## Task
Provide the records once more, identical to the original.

Data extracted from a collection:
# # # # #

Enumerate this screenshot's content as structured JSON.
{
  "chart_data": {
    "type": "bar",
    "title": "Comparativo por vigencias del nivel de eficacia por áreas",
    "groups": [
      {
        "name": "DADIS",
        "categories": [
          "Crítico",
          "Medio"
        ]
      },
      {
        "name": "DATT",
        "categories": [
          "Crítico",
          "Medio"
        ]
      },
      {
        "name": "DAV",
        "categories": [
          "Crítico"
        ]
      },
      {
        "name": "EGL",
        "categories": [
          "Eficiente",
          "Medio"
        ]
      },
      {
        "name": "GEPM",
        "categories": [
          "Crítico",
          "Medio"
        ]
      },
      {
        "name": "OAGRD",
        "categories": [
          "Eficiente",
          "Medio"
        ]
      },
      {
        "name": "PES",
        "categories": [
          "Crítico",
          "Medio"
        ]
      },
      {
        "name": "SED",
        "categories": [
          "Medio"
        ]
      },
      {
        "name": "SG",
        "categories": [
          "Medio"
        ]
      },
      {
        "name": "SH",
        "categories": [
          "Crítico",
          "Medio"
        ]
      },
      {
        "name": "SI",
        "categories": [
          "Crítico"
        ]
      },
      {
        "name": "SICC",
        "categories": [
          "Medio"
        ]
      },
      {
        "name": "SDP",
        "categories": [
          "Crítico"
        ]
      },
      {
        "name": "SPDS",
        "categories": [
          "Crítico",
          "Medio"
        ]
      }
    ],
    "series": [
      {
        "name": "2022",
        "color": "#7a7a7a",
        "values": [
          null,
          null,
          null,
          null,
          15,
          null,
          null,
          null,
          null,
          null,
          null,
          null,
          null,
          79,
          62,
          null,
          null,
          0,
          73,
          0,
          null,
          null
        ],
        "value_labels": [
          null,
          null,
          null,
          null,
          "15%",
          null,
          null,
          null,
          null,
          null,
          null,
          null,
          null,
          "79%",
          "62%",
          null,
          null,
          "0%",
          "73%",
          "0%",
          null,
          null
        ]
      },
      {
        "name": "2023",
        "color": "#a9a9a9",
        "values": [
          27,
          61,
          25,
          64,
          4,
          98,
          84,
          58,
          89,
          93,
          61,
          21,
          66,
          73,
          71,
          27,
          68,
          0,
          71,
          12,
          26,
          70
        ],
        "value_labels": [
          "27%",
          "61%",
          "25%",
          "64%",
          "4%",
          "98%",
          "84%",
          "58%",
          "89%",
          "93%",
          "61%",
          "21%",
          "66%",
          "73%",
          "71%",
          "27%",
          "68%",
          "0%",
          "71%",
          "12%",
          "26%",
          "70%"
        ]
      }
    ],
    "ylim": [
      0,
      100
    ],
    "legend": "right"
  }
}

# # # # #

## Finished exercise
Enumerate this screenshot's content as structured JSON.
{
  "chart_data": {
    "type": "bar",
    "title": "Comparativo por vigencias del nivel de eficacia por áreas",
    "groups": [
      {
        "name": "DADIS",
        "categories": [
          "Crítico",
          "Medio"
        ]
      },
      {
        "name": "DATT",
        "categories": [
          "Crítico",
          "Medio"
        ]
      },
      {
        "name": "DAV",
        "categories": [
          "Crítico"
        ]
      },
      {
        "name": "EGL",
        "categories": [
          "Eficiente",
          "Medio"
        ]
      },
      {
        "name": "GEPM",
        "categories": [
          "Crítico",
          "Medio"
        ]
      },
      {
        "name": "OAGRD",
        "categories": [
          "Eficiente",
          "Medio"
        ]
      },
      {
        "name": "PES",
        "categories": [
          "Crítico",
          "Medio"
        ]
      },
      {
        "name": "SED",
        "categories": [
          "Medio"
        ]
      },
      {
        "name": "SG",
        "categories": [
          "Medio"
        ]
      },
      {
        "name": "SH",
        "categories": [
          "Crítico",
          "Medio"
        ]
      },
      {
        "name": "SI",
        "categories": [
          "Crítico"
        ]
      },
      {
        "name": "SICC",
        "categories": [
          "Medio"
        ]
      },
      {
        "name": "SDP",
        "categories": [
          "Crítico"
        ]
      },
      {
        "name": "SPDS",
        "categories": [
          "Crítico",
          "Medio"
        ]
      }
    ],
    "series": [
      {
        "name": "2022",
        "color": "#7a7a7a",
        "values": [
          null,
          null,
          null,
          null,
          15,
          null,
          null,
          null,
          null,
          null,
          null,
          null,
          null,
          79,
          62,
          null,
          null,
          0,
          73,
          0,
          null,
          null
        ],
        "value_labels": [
          null,
          null,
          null,
          null,
          "15%",
          null,
          null,
          null,
          null,
          null,
          null,
          null,
          null,
          "79%",
          "62%",
          null,
          null,
          "0%",
          "73%",
          "0%",
          null,
          null
        ]
      },
      {
        "name": "2023",
        "color": "#a9a9a9",
        "values": [
          27,
          61,
          25,
          64,
          4,
          98,
          84,
          58,
          89,
          93,
          61,
          21,
          66,
          73,
          71,
          27,
          68,
          0,
          71,
          12,
          26,
          70
        ],
        "value_labels": [
          "27%",
          "61%",
          "25%",
          "64%",
          "4%",
          "98%",
          "84%",
          "58%",
          "89%",
          "93%",
          "61%",
          "21%",
          "66%",
          "73%",
          "71%",
          "27%",
          "68%",
          "0%",
          "71%",
          "12%",
          "26%",
          "70%"
        ]
      }
    ],
    "ylim": [
      0,
      100
    ],
    "legend": "right"
  }
}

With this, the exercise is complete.